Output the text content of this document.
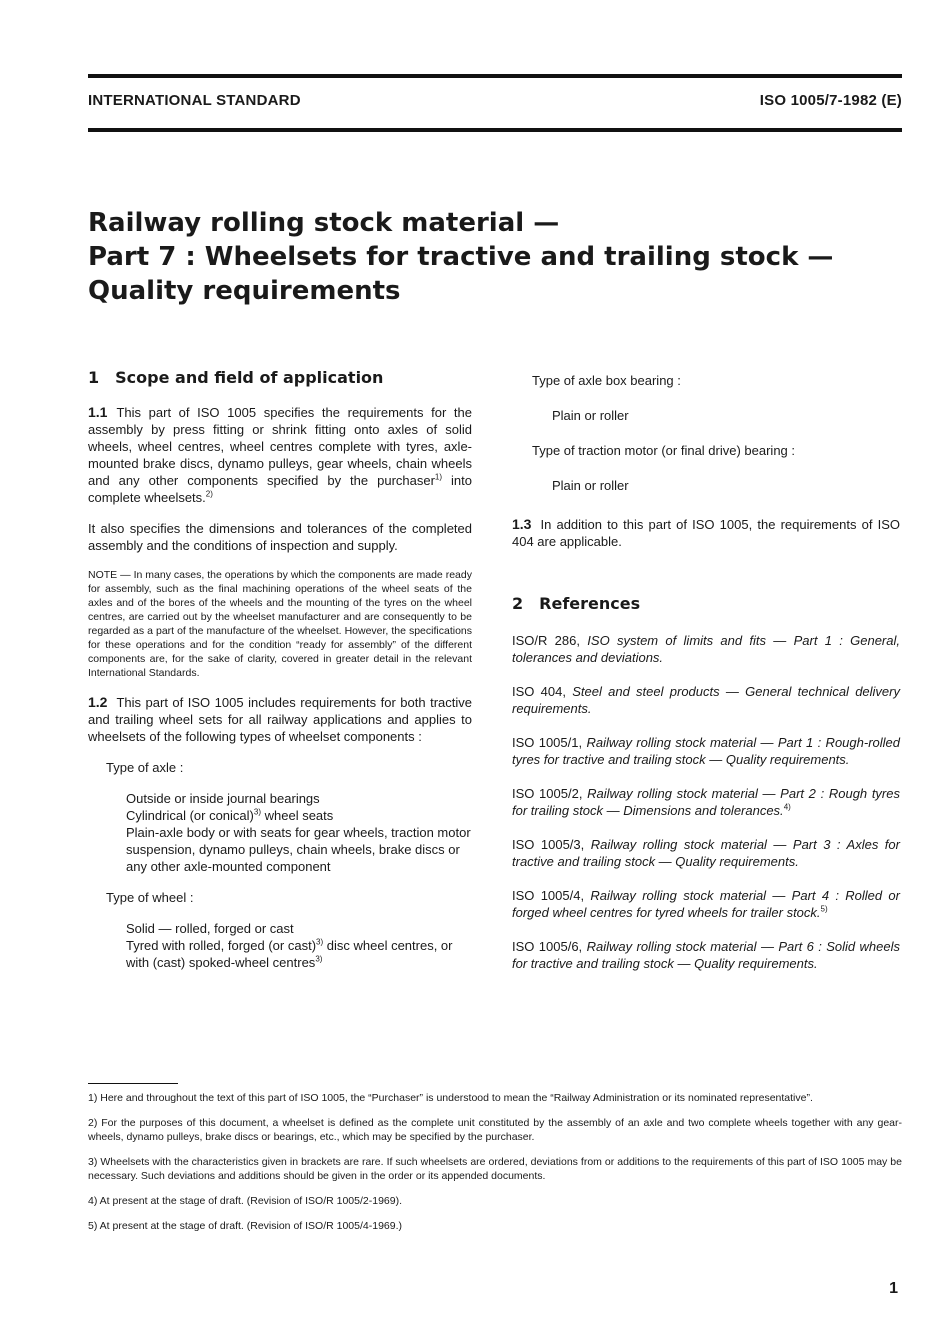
INTERNATIONAL STANDARD	ISO 1005/7-1982 (E)
Railway rolling stock material —
Part 7 : Wheelsets for tractive and trailing stock —
Quality requirements
1 Scope and field of application

1.1 This part of ISO 1005 specifies the requirements for the assembly by press fitting or shrink fitting onto axles of solid wheels, wheel centres, wheel centres complete with tyres, axle-mounted brake discs, dynamo pulleys, gear wheels, chain wheels and any other components specified by the purchaser$^{1)}$ into complete wheelsets.$^{2)}$

It also specifies the dimensions and tolerances of the completed assembly and the conditions of inspection and supply.

NOTE — In many cases, the operations by which the components are made ready for assembly, such as the final machining operations of the wheel seats of the axles and of the bores of the wheels and the mounting of the tyres on the wheel centres, are carried out by the wheelset manufacturer and are consequently to be regarded as a part of the manufacture of the wheelset. However, the specifications for these operations and for the condition “ready for assembly” of the different components are, for the sake of clarity, covered in greater detail in the relevant International Standards.

1.2 This part of ISO 1005 includes requirements for both tractive and trailing wheel sets for all railway applications and applies to wheelsets of the following types of wheelset components :

Type of axle :

Outside or inside journal bearings
Cylindrical (or conical)$^{3)}$ wheel seats
Plain-axle body or with seats for gear wheels, traction motor suspension, dynamo pulleys, chain wheels, brake discs or any other axle-mounted component

Type of wheel :

Solid — rolled, forged or cast
Tyred with rolled, forged (or cast)$^{3)}$ disc wheel centres, or with (cast) spoked-wheel centres$^{3)}$

Type of axle box bearing :

Plain or roller

Type of traction motor (or final drive) bearing :

Plain or roller

1.3 In addition to this part of ISO 1005, the requirements of ISO 404 are applicable.

2 References
ISO/R 286, ISO system of limits and fits — Part 1 : General, tolerances and deviations.
ISO 404, Steel and steel products — General technical delivery requirements.
ISO 1005/1, Railway rolling stock material — Part 1 : Rough-rolled tyres for tractive and trailing stock — Quality requirements.
ISO 1005/2, Railway rolling stock material — Part 2 : Rough tyres for trailing stock — Dimensions and tolerances.$^{4)}$
ISO 1005/3, Railway rolling stock material — Part 3 : Axles for tractive and trailing stock — Quality requirements.
ISO 1005/4, Railway rolling stock material — Part 4 : Rolled or forged wheel centres for tyred wheels for trailer stock.$^{5)}$
ISO 1005/6, Railway rolling stock material — Part 6 : Solid wheels for tractive and trailing stock — Quality requirements.
1) Here and throughout the text of this part of ISO 1005, the “Purchaser” is understood to mean the “Railway Administration or its nominated representative”.
2) For the purposes of this document, a wheelset is defined as the complete unit constituted by the assembly of an axle and two complete wheels together with any gear-wheels, dynamo pulleys, brake discs or bearings, etc., which may be specified by the purchaser.
3) Wheelsets with the characteristics given in brackets are rare. If such wheelsets are ordered, deviations from or additions to the requirements of this part of ISO 1005 may be necessary. Such deviations and additions should be given in the order or its appended documents.
4) At present at the stage of draft. (Revision of ISO/R 1005/2-1969).
5) At present at the stage of draft. (Revision of ISO/R 1005/4-1969.)
1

+---+

Requirement:
Return every line from the records above that holds the word "text".

Result of this task:
Output the text content of this document.
1) Here and throughout the text of this part of ISO 1005, the “Purchaser” is understood to mean the “Railway Administration or its nominated representative”.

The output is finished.